EXTRACTED TEXT
^^^^
By Adebanke Fagbemi
There is an ever-increasing shift towards personalized medicine in the fields of medicine and biotech. This is no surprise because, although it has long been known that individuals respond differently to drugs or treatment, it has only more recently come to light that subtle differences in our genetic make up may be responsible. The idea that our genetic profiles could be used to predict not just our susceptibility to disease, but also our response to treatment, holds obvious enticement to the biotech and healthcare industry. This is evident in two recent news stories. First, it recently came to light that the drug Erbitux® which is used to treat colo-rectal, head and neck cancers, is uneffective in colon cancer patients with mutations in the KRAS gene. As a result, the two companies that market Erbitux® (ImClone and Bristol-Myers Squibb), re-labeled it to discourage patients with these mutations from using it. The idea being to hopefully protect such patients from long, expensive, unnecessary treatments, and unpleasant side effects associated with treatment. It would also, truth be told, protect the companies from potential lawsuits that could result.
In a slightly different, though equally important vein, a New England Journal of Medicine article published in the July 9 issue, reports the results of a clinical trial showing that the new PARP inhibitor Olaparib, is effective in treating breast, ovarian, and prostate cancers in patients with mutations in BRCA1 and BRCA2 genes. This is an important finding, as this drug elicits significantly milder side effects than conventional chemotherapy, and its side effects were easily reversed by lowering dosage, as shown in the study. With the human genome sequenced, information from genetic profiles of individuals will ultimately aid healthcare professionals in patient treatment, allowing doctors to better prescribe drugs, and dose accordingly. The information provided on susceptibility to diseases such as cancer will allow patients along with their healthcare professionals to monitor disease status, and when possible, maybe even prevent it.
When discussing this issue, however, there is the other side of the story. Once all this genetic information becomes available and easily accessible, what are the disadvantages? I can think of a major one – health insurance. With all the recent talk of health insurance and health care, imagine what would happen if the insurance companies were to get a hold of genetic profiles of potential customers. This would provide them with good reasons for refusing coverage to patients with certain susceptibilities. Forget “pre-existing conditions” when “potential conditions” come into play! Any and everyone could become a victim.
^^^^
ASSIGNED TASK 1
Repeat the passage of the personalized medicine article from "When discussing this" up to and including "become a victim.".
ASSIGNED TASK 2
According to the personalized medicine article, which two companies market Erbitux®?
The listing after this text comes from a separate source.

[Stored data entries]
^^^^
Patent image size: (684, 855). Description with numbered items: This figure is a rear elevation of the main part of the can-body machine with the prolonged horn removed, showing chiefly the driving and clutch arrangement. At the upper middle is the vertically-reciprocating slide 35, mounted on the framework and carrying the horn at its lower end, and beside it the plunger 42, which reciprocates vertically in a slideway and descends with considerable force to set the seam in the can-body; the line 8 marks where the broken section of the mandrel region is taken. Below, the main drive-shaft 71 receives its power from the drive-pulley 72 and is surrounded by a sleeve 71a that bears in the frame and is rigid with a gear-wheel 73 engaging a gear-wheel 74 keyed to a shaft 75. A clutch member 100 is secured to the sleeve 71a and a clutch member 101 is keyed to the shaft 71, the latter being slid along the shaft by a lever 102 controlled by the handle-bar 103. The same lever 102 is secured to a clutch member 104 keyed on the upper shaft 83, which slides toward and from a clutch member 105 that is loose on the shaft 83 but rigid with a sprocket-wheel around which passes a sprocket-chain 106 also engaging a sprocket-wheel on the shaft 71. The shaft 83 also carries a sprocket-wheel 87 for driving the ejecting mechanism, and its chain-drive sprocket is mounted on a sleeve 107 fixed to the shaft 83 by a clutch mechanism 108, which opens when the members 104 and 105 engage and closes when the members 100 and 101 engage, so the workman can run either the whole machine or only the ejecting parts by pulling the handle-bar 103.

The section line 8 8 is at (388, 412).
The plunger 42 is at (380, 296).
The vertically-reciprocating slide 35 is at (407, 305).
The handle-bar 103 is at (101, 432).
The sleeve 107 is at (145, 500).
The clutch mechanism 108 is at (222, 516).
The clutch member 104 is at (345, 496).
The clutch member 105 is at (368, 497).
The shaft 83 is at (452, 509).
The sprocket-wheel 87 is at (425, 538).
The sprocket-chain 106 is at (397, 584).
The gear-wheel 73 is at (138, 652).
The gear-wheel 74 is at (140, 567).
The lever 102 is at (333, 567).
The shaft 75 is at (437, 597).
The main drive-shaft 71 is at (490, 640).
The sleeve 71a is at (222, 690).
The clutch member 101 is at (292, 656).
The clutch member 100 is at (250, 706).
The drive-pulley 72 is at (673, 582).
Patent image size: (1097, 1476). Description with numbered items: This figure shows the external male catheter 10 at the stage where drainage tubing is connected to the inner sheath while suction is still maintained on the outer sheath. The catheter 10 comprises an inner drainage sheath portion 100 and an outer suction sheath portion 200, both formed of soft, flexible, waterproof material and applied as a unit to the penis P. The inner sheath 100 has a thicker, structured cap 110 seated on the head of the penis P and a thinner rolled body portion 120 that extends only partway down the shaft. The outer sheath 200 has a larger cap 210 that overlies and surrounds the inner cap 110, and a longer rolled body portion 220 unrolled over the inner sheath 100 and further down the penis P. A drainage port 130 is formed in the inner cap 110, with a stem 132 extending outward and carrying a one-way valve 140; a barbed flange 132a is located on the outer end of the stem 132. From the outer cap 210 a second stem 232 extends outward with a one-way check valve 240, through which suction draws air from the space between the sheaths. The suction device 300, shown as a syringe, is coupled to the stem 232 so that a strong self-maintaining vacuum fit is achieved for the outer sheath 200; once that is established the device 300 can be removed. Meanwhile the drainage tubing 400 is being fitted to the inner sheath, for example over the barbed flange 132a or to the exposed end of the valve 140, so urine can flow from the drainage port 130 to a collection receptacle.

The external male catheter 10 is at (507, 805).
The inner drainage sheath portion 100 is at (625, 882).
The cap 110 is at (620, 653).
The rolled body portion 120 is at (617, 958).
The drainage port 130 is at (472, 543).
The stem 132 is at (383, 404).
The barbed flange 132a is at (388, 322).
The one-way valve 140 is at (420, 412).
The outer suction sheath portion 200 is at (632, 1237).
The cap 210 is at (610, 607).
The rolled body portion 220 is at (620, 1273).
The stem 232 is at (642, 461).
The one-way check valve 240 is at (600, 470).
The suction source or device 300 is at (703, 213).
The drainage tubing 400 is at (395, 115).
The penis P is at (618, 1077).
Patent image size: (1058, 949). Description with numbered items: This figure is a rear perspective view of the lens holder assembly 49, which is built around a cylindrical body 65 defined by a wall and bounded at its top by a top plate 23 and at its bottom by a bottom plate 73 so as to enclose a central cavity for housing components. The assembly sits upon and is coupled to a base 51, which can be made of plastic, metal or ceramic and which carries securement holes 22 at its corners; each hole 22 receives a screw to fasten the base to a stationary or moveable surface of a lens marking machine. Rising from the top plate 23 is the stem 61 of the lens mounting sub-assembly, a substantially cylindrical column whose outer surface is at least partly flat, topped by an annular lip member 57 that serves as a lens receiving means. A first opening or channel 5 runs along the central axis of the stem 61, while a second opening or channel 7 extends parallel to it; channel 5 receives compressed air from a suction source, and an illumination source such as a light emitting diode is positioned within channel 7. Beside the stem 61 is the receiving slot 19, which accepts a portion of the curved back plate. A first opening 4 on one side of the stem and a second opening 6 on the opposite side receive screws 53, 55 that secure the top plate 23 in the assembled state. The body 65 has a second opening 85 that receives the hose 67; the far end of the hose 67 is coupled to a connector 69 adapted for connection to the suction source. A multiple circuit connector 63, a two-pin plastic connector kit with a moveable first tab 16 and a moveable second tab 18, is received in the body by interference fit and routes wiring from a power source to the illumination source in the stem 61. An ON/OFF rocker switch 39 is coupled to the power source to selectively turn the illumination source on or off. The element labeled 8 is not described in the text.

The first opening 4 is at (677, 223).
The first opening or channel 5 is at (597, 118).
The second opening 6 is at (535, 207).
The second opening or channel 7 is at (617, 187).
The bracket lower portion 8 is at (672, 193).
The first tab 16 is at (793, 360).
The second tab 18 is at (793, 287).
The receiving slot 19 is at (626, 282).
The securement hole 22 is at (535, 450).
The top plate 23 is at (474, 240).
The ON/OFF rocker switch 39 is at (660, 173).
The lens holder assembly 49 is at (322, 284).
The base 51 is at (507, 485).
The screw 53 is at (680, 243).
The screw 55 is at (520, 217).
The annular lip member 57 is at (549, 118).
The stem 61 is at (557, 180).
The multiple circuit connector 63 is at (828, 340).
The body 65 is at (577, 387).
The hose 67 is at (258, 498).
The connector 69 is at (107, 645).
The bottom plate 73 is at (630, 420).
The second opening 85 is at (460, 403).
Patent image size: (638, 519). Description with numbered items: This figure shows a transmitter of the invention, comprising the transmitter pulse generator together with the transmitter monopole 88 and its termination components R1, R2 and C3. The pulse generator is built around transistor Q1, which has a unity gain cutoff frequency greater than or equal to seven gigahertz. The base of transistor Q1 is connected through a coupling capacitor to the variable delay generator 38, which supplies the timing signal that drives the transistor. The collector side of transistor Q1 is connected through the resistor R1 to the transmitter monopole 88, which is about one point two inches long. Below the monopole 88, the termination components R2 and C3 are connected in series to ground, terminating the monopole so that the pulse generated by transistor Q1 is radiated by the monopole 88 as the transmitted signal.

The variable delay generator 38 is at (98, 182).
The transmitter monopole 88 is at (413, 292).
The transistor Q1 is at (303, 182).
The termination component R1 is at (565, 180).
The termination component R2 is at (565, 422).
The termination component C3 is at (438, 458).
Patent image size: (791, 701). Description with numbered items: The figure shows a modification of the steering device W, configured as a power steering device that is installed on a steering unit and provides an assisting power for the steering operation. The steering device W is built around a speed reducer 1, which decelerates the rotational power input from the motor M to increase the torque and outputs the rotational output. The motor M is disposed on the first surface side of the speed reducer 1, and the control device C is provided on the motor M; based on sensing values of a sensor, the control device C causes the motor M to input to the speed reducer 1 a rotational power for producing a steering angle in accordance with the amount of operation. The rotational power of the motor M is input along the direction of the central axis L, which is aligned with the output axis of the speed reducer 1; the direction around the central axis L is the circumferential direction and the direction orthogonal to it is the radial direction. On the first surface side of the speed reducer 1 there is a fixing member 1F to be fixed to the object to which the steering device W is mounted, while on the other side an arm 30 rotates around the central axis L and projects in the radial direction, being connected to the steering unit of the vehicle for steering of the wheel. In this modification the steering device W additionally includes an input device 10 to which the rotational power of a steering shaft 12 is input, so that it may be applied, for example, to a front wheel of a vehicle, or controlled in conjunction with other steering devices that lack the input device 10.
^^^^
WRITTEN RESPONSE 1
When discussing this issue, however, there is the other side of the story. Once all this genetic information becomes available and easily accessible, what are the disadvantages? I can think of a major one – health insurance. With all the recent talk of health insurance and health care, imagine what would happen if the insurance companies were to get a hold of genetic profiles of potential customers. This would provide them with good reasons for refusing coverage to patients with certain susceptibilities. Forget “pre-existing conditions” when “potential conditions” come into play! Any and everyone could become a victim.

WRITTEN RESPONSE 2
ImClone and Bristol-Myers Squibb.